>> Begin
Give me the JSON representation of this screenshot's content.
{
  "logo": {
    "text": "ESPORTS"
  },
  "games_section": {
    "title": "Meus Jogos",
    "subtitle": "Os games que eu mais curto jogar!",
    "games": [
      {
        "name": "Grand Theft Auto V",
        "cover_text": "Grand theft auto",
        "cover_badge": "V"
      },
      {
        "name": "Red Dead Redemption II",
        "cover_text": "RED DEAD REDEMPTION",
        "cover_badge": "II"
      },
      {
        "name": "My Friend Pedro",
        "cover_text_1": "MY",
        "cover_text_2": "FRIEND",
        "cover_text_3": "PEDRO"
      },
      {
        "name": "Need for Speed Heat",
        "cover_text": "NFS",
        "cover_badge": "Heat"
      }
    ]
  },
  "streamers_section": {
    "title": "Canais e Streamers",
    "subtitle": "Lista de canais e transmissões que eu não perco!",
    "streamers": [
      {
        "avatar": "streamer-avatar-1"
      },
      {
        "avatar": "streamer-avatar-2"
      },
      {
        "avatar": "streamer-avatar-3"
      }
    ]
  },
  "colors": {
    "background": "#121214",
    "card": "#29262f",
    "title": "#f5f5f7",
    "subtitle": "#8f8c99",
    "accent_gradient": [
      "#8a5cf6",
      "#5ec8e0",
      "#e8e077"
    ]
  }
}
>> End
>> Begin
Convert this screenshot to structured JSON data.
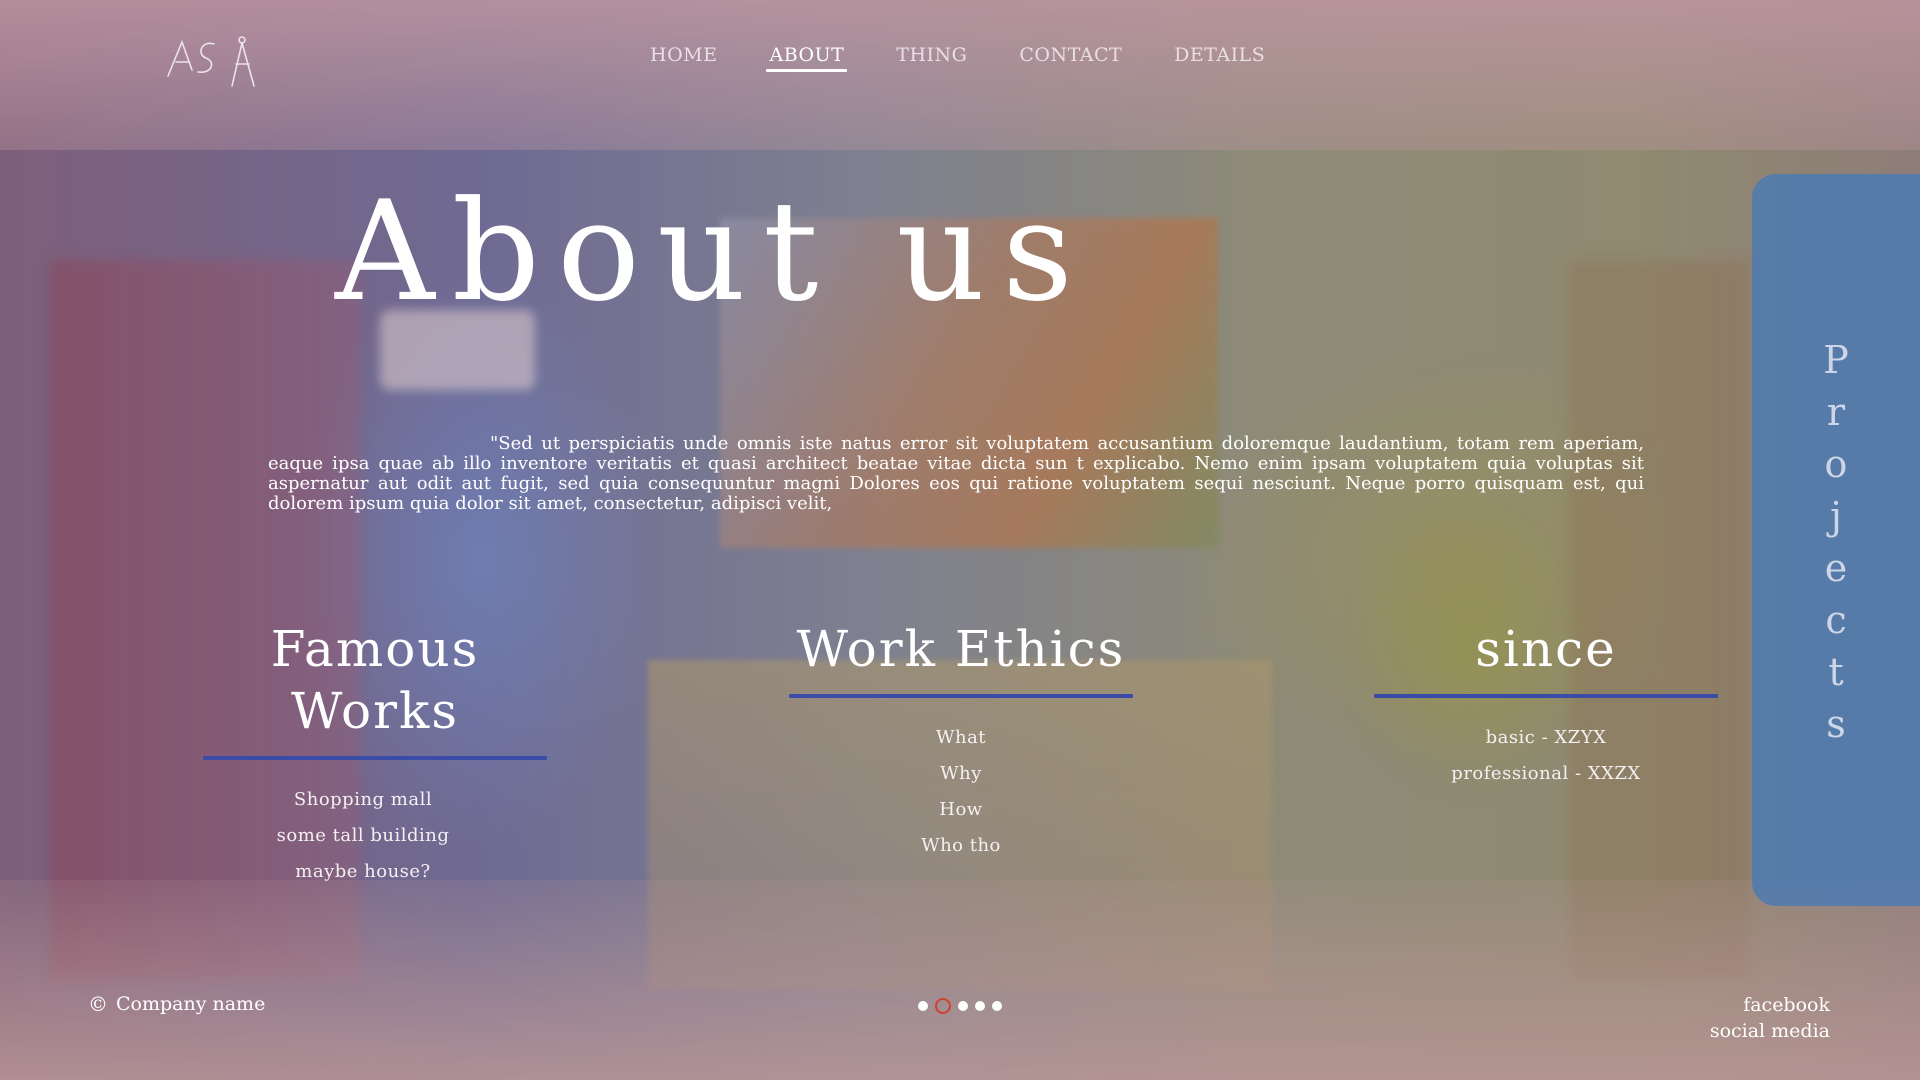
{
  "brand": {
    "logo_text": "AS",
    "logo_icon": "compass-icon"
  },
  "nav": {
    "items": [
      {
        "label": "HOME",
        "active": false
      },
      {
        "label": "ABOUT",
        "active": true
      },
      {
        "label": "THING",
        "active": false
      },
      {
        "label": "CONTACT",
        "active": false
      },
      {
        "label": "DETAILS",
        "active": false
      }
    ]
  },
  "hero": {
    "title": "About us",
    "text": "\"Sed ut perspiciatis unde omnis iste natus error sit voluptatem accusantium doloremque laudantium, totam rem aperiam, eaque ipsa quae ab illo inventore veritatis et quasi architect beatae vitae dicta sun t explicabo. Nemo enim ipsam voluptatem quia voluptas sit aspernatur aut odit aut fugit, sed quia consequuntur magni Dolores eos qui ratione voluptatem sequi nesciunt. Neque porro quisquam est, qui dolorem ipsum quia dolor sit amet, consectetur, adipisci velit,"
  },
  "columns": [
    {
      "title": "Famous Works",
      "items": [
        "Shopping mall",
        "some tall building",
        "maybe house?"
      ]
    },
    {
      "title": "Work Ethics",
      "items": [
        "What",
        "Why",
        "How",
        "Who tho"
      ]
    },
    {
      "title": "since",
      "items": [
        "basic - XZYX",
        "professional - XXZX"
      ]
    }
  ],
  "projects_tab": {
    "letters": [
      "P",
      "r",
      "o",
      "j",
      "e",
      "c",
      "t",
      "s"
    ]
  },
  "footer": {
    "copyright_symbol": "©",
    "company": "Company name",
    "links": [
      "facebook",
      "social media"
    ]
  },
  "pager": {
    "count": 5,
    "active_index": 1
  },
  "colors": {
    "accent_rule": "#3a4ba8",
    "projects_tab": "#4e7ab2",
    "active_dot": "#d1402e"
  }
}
>> End
▶ [EXERCISE DIRECTIONS]: Filter the data for the string "screenshot" and copy every line that has it.

▶ [EXERCISE ANSWER]:
Give me the JSON representation of this screenshot's content.
Convert this screenshot to structured JSON data.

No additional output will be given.